▶ **Aufgabe**
Welches Moratorium schlug Barnier laut dem Lesetext über seinen Rechtsruck im Wahlkampf 2022 vor?

▶ **Lesetext**

※ ※ ※

In den letzten Jahren hat Barnier jedoch einen deutlichen Rechtsruck vollzogen. Während des Wahlkampfs 2022 vertrat er im Rahmen seines erfolglosen Versuchs, Präsidentschaftskandidat gegen Macron zu werden, eine harte Anti-Einwanderungslinie, behauptete, diese sei “außer Kontrolle” und schlug ein drei- bis fünfjähriges Moratorium für Nicht-EU-Ankünfte in Frankreich vor. Er sagte auch, dass Frankreich seine “rechtliche Souveränität” zurückgewinnen und nicht den Urteilen der EU-Gerichte unterworfen werden sollte. Für viele war dies kaum mehr als politischer Opportunismus: ein Versuch, seine Erfolgsbilanz als EU-Fanatiker zu beschönigen. Seine Entscheidung, Macron trotz ihrer kurzlebigen Rivalität zu stützen, scheint dies zu bestätigen. In der Tat ist er angesichts seiner derzeitigen Positionierung als rechtsgerichteter Mann des Establishments der perfekte Kandidat für Macrons jüngstes politisches Glücksspiel: ein De-facto-Bündnis zwischen liberal-zentristischen Kräften und dem Rassemblement National gegen die Linke.

※ ※ ※

▶ **Gespeicherte Zeilen**
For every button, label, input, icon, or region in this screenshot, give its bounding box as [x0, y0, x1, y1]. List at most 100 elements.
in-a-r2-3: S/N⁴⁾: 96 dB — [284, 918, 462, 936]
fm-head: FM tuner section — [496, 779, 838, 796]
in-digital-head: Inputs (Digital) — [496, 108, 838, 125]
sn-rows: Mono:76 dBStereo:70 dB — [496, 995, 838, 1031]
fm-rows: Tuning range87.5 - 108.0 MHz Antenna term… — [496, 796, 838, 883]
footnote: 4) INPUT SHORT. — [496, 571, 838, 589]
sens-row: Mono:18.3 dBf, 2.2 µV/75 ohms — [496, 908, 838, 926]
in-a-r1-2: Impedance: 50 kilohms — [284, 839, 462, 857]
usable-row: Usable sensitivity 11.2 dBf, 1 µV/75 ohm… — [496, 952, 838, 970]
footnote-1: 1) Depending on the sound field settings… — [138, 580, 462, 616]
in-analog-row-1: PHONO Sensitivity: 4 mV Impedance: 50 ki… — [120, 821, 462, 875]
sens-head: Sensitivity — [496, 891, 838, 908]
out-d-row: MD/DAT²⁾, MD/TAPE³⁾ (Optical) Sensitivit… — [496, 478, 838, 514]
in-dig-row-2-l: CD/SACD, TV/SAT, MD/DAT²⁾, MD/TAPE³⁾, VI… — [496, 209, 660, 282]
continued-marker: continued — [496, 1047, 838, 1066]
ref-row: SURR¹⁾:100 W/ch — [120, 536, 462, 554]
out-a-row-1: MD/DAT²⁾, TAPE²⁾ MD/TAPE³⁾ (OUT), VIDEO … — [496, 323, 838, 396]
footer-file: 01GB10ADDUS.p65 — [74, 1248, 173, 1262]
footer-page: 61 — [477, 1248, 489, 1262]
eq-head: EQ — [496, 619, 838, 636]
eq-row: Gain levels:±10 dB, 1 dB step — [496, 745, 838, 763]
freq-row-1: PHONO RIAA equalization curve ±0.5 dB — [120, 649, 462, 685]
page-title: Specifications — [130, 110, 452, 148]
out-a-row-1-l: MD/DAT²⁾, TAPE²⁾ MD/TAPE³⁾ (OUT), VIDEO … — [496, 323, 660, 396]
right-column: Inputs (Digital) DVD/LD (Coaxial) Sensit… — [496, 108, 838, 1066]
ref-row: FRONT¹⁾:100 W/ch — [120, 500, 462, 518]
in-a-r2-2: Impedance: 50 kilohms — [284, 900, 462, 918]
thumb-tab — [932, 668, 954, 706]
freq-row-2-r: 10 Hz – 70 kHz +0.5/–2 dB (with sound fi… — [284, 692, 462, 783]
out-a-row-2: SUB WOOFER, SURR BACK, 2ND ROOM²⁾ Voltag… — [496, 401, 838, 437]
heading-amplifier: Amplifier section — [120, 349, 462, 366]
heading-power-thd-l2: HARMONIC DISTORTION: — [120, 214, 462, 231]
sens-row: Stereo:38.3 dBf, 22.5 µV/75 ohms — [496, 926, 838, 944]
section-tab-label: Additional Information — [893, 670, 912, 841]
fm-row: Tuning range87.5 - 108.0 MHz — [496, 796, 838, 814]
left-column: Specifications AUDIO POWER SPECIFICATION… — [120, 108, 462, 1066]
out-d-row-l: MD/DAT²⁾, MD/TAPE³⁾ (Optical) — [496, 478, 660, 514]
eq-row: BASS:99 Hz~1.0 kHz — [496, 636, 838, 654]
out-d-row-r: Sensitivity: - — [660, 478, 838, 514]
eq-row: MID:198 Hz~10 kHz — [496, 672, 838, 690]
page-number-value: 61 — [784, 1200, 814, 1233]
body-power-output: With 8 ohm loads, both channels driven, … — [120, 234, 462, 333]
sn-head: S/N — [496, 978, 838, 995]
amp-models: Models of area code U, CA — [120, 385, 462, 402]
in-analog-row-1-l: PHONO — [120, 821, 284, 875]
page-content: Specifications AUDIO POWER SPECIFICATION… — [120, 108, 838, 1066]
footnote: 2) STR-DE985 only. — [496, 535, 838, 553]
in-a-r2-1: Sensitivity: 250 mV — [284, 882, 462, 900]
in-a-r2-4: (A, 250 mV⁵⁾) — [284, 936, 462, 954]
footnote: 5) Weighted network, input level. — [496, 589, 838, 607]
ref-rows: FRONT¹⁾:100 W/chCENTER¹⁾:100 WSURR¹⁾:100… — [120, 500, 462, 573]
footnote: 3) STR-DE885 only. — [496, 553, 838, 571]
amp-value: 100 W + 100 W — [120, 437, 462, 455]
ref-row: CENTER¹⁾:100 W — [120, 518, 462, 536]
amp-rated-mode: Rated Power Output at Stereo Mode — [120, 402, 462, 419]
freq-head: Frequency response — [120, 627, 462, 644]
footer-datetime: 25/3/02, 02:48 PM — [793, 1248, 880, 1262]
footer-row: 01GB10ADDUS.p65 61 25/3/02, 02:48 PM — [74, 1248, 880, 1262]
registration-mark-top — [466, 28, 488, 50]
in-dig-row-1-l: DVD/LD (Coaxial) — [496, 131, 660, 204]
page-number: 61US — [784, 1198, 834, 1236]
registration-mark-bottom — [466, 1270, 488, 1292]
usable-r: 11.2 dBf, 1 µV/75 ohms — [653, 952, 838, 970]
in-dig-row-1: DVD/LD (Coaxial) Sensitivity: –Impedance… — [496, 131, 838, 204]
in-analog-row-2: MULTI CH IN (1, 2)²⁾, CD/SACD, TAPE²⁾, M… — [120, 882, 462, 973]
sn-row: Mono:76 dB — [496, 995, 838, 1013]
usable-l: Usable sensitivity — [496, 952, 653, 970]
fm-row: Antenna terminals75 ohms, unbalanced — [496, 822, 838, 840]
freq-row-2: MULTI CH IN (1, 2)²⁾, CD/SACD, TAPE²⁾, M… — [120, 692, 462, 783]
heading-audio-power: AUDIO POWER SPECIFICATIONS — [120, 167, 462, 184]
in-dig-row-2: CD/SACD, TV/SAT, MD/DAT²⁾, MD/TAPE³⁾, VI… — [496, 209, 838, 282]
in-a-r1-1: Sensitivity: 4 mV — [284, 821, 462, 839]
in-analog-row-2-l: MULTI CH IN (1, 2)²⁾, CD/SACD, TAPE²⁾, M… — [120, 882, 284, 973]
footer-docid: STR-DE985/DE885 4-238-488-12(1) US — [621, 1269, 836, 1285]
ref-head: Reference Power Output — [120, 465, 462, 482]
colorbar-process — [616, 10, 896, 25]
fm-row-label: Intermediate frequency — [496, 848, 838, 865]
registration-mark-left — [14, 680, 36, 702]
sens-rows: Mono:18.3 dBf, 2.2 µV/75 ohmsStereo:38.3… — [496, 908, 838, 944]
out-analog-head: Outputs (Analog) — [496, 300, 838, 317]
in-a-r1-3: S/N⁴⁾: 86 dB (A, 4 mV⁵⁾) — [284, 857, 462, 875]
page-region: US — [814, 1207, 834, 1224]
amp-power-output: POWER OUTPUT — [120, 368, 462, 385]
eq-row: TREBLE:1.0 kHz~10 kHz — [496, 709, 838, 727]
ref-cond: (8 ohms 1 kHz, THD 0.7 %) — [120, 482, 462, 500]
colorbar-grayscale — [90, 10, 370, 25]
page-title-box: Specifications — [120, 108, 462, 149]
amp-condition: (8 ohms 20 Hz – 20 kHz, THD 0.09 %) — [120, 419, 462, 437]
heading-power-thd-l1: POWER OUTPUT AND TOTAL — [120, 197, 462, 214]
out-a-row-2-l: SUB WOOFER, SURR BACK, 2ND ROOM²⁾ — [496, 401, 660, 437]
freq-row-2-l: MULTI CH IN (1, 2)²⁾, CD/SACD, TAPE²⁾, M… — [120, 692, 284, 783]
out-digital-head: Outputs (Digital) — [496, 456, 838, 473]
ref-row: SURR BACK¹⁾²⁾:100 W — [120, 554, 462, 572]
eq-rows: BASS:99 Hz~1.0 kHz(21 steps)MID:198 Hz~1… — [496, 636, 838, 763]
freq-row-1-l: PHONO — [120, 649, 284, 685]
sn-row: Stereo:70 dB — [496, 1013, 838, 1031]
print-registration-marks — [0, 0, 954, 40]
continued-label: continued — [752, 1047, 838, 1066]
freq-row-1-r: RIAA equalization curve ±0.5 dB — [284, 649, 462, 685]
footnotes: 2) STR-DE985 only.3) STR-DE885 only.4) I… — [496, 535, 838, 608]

※ ※ ※

▶ **Gelöste Aufgabe**
Er schlug ein drei- bis fünfjähriges Moratorium für Nicht-EU-Ankünfte in Frankreich vor.